Records from a data source:
** start **

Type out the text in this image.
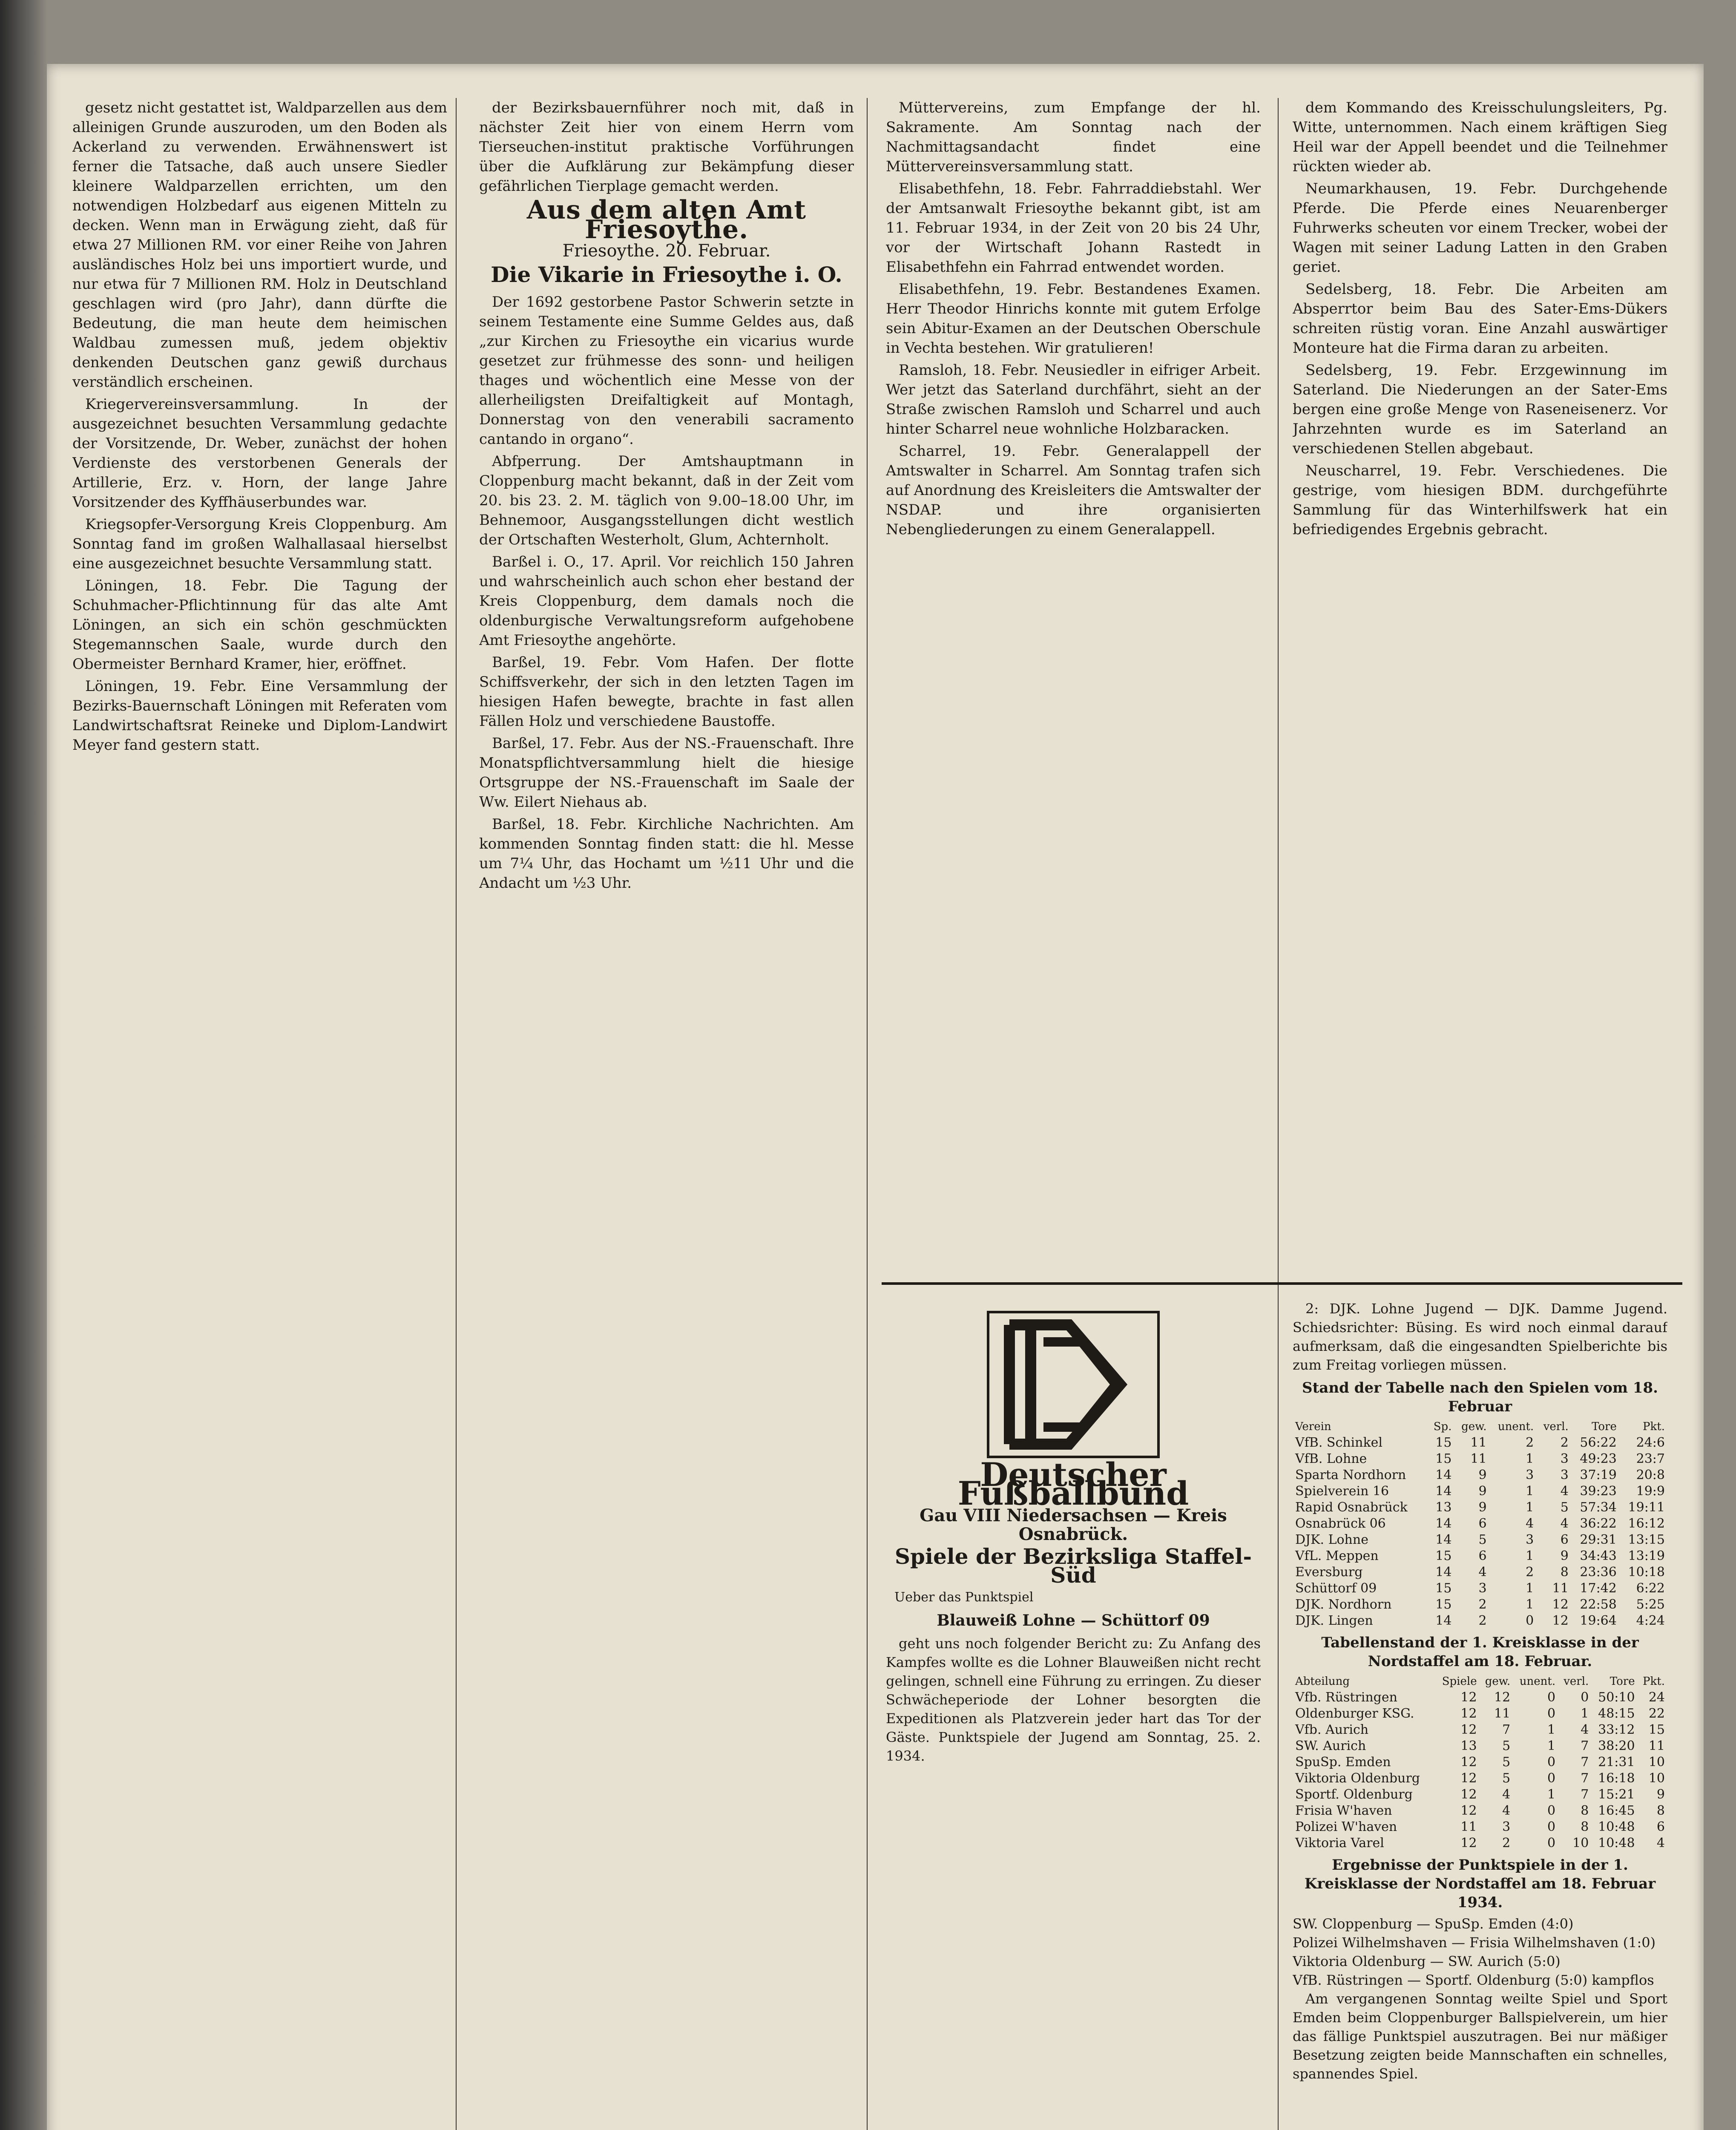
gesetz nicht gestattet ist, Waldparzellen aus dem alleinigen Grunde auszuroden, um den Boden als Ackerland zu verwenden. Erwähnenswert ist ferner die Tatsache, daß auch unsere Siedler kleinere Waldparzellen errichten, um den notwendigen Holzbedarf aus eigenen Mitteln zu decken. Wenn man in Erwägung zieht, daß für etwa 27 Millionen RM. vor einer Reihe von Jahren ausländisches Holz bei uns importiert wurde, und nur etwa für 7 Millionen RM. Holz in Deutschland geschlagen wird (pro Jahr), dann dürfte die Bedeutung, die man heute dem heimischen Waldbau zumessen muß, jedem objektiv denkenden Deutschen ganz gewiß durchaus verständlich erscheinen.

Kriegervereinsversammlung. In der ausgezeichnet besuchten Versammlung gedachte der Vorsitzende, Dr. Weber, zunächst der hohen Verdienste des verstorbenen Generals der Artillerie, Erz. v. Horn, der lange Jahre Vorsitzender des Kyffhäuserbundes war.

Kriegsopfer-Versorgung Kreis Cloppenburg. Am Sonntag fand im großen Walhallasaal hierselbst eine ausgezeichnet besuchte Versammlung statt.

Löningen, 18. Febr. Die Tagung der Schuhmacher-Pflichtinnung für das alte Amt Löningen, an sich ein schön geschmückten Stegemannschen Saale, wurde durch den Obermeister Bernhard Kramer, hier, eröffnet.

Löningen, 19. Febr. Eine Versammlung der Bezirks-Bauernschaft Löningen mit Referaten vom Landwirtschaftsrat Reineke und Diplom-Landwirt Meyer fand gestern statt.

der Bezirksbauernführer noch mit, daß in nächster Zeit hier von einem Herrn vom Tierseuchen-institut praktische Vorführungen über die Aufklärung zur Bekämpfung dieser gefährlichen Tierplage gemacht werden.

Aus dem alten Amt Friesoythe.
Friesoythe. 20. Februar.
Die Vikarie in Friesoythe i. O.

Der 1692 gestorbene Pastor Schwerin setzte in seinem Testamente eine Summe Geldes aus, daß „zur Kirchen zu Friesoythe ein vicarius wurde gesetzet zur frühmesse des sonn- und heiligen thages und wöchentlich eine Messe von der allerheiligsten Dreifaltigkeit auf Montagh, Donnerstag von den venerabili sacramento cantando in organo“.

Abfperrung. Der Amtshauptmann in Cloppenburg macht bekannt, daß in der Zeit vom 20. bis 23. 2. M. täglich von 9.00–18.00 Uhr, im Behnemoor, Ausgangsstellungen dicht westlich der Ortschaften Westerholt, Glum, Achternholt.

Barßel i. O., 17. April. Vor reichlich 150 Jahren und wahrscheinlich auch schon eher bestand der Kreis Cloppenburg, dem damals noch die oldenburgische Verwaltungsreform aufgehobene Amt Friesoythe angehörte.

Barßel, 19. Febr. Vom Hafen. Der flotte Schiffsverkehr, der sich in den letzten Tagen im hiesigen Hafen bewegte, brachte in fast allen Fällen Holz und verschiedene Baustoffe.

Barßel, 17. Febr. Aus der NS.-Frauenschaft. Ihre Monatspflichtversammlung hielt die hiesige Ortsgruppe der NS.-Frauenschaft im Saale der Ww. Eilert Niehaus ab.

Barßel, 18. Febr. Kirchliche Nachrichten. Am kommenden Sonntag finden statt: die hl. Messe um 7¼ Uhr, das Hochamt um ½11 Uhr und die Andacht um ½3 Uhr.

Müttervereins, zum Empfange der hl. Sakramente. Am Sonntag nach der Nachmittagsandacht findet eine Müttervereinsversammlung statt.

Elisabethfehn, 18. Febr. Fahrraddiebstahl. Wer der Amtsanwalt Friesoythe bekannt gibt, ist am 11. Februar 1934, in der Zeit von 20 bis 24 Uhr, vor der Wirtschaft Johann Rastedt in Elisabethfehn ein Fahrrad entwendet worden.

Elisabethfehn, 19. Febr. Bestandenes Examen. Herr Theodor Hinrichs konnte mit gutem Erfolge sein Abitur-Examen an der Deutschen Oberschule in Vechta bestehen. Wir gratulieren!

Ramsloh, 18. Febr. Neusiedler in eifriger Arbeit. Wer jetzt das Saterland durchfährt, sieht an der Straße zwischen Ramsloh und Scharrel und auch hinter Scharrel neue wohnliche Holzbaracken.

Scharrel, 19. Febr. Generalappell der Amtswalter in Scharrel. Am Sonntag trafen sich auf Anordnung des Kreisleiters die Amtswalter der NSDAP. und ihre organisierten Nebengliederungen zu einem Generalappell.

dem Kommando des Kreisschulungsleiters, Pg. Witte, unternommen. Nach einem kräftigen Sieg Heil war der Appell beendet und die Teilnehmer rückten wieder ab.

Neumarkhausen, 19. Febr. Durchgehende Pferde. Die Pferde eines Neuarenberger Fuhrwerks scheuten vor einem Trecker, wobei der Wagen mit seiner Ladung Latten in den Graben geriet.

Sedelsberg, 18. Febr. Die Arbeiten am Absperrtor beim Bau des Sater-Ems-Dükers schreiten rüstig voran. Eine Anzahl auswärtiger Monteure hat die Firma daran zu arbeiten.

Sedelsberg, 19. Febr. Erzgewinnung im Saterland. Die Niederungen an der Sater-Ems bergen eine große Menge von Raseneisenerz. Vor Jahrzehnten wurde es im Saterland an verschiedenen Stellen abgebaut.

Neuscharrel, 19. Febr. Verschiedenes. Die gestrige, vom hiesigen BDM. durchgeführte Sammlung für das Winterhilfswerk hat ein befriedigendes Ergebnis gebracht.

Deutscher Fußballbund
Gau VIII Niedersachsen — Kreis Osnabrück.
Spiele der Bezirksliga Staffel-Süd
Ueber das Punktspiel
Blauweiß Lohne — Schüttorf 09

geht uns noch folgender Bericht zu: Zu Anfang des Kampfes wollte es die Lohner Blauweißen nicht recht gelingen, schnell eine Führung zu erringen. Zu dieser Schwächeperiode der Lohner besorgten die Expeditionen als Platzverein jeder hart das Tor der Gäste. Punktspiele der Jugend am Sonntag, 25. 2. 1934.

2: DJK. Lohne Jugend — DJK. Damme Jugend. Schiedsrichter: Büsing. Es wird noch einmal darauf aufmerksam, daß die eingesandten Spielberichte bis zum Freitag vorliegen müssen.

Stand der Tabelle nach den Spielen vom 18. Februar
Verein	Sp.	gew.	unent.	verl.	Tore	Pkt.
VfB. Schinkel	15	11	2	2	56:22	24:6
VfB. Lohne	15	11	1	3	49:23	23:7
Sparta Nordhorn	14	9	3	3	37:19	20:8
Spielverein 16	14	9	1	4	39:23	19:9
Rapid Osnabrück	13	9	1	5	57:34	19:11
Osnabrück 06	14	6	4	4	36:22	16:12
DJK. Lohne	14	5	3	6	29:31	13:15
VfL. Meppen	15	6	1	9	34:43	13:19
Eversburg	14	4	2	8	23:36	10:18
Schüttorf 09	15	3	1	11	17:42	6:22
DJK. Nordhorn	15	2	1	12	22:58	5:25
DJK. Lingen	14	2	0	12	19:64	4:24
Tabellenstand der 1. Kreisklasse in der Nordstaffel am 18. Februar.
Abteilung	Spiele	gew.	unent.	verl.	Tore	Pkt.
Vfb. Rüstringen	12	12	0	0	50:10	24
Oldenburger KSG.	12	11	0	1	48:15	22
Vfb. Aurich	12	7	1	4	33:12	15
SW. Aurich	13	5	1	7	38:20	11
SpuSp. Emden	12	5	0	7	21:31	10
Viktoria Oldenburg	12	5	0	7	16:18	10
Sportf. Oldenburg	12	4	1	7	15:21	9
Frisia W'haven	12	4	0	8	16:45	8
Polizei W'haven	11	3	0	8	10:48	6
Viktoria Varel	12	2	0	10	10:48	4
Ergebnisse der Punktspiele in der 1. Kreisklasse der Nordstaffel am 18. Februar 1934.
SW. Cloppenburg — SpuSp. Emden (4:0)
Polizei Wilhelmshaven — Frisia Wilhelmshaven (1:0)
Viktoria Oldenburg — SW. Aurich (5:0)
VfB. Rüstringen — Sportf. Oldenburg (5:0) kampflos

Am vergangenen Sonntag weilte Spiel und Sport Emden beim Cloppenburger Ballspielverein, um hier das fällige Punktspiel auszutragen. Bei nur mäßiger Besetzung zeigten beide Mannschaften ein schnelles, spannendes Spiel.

** end **
** start **

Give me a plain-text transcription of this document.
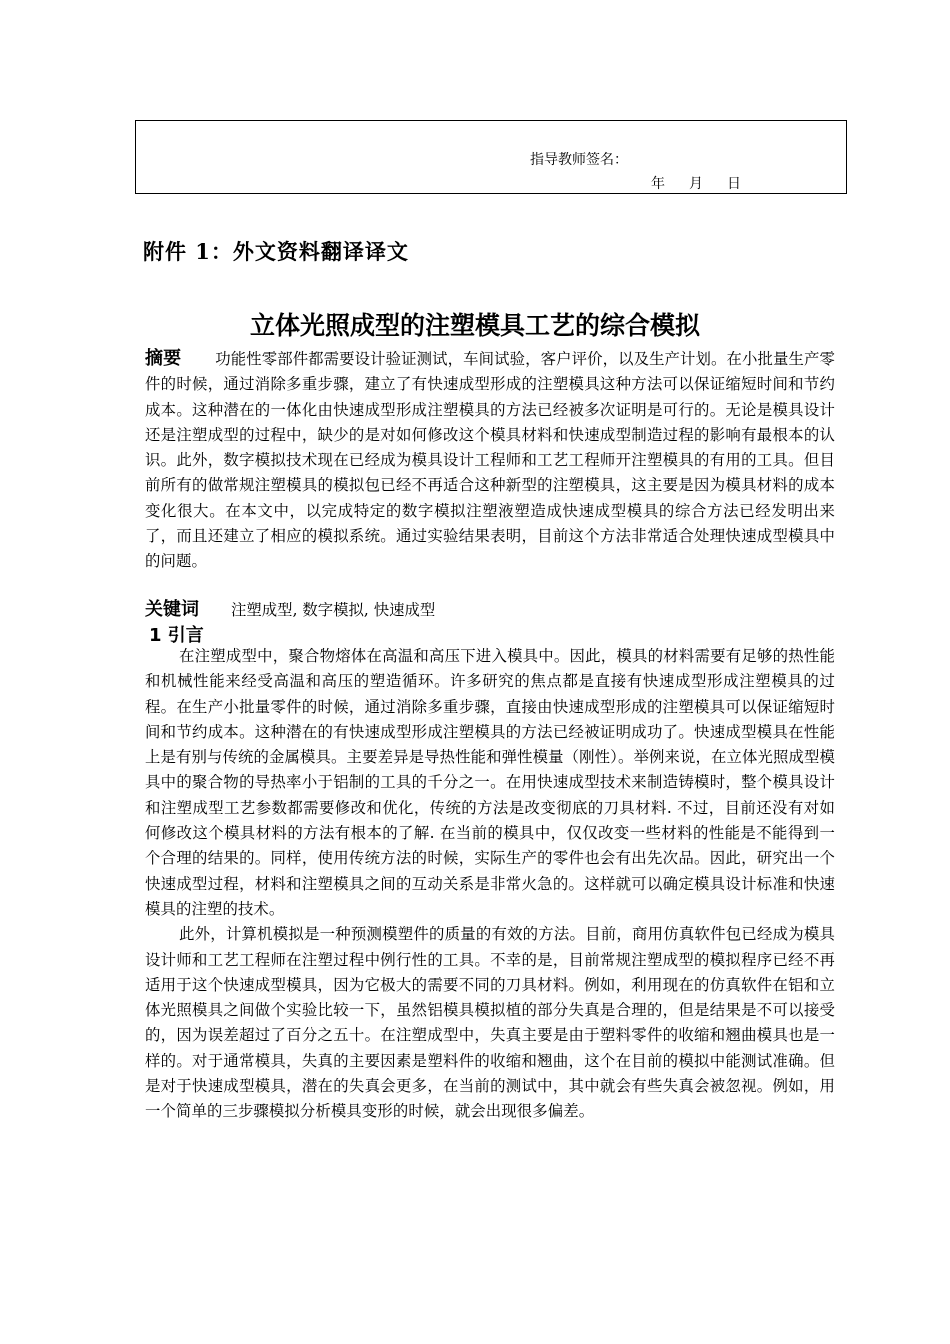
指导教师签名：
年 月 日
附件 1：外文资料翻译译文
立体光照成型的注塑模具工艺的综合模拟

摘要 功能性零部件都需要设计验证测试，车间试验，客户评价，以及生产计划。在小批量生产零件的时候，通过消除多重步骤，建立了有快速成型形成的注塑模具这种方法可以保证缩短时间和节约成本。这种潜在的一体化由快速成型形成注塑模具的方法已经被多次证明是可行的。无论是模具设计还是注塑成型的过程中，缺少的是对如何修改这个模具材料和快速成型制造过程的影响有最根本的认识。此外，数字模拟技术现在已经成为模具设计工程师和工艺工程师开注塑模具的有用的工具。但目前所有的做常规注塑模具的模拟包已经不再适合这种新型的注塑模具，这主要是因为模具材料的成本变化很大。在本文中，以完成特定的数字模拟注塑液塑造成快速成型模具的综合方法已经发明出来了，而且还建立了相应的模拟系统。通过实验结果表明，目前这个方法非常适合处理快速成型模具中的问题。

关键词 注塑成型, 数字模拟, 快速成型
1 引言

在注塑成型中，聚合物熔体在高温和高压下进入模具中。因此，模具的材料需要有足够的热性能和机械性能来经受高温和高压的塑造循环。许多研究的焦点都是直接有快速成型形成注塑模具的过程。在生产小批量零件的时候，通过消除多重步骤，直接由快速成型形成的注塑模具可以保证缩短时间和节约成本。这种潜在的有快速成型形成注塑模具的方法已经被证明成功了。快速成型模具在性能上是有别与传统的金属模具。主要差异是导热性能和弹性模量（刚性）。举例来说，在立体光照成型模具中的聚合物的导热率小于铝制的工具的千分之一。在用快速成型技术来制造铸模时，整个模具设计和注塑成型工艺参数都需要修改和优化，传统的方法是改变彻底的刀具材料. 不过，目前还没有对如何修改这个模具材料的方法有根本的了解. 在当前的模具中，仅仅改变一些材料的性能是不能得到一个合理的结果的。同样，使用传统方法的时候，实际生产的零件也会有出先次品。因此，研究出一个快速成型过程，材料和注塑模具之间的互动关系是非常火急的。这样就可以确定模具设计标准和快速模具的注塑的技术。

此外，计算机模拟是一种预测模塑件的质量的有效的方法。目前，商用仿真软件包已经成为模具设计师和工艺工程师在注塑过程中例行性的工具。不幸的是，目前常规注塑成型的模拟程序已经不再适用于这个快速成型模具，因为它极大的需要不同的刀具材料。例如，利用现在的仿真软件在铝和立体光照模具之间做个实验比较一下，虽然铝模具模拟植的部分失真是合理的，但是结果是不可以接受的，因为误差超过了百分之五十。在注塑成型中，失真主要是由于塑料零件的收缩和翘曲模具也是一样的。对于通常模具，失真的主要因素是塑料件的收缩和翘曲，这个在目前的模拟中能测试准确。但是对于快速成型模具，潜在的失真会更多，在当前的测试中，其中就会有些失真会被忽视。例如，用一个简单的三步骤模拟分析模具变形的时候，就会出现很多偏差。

** end **
** start **

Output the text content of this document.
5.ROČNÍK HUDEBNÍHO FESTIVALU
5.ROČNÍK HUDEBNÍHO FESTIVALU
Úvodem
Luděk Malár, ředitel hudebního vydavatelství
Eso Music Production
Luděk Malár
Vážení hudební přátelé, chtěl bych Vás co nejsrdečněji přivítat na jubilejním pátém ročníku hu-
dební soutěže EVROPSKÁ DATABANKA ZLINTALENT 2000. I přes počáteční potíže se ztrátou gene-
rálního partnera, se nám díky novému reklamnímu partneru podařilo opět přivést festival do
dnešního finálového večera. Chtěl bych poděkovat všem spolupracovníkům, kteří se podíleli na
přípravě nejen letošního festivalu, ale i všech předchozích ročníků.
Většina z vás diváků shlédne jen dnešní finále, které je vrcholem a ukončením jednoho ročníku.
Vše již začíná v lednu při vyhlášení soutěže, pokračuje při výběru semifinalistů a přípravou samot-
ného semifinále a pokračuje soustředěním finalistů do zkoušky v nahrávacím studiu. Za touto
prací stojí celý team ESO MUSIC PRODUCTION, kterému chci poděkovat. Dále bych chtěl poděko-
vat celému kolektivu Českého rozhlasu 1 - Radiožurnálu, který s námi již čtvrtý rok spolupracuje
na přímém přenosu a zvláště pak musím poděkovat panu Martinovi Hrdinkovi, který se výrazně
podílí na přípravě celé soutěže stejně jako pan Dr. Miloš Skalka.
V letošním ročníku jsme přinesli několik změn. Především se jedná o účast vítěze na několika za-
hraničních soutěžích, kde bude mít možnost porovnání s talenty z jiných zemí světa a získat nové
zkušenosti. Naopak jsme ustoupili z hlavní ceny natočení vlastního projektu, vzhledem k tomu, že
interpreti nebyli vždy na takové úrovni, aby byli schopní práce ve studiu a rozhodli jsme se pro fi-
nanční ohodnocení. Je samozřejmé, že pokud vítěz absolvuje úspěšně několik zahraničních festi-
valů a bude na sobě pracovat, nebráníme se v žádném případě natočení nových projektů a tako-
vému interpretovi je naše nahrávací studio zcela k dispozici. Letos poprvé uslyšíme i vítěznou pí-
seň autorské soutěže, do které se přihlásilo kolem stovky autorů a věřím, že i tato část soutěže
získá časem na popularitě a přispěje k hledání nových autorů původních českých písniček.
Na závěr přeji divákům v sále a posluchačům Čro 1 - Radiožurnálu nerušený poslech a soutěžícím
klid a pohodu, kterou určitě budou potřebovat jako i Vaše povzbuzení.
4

** end **

List every line in the records above that contains the word "Kreisklasse".

Tabellenstand der 1. Kreisklasse in der Nordstaffel am 18. Februar.
Ergebnisse der Punktspiele in der 1. Kreisklasse der Nordstaffel am 18. Februar 1934.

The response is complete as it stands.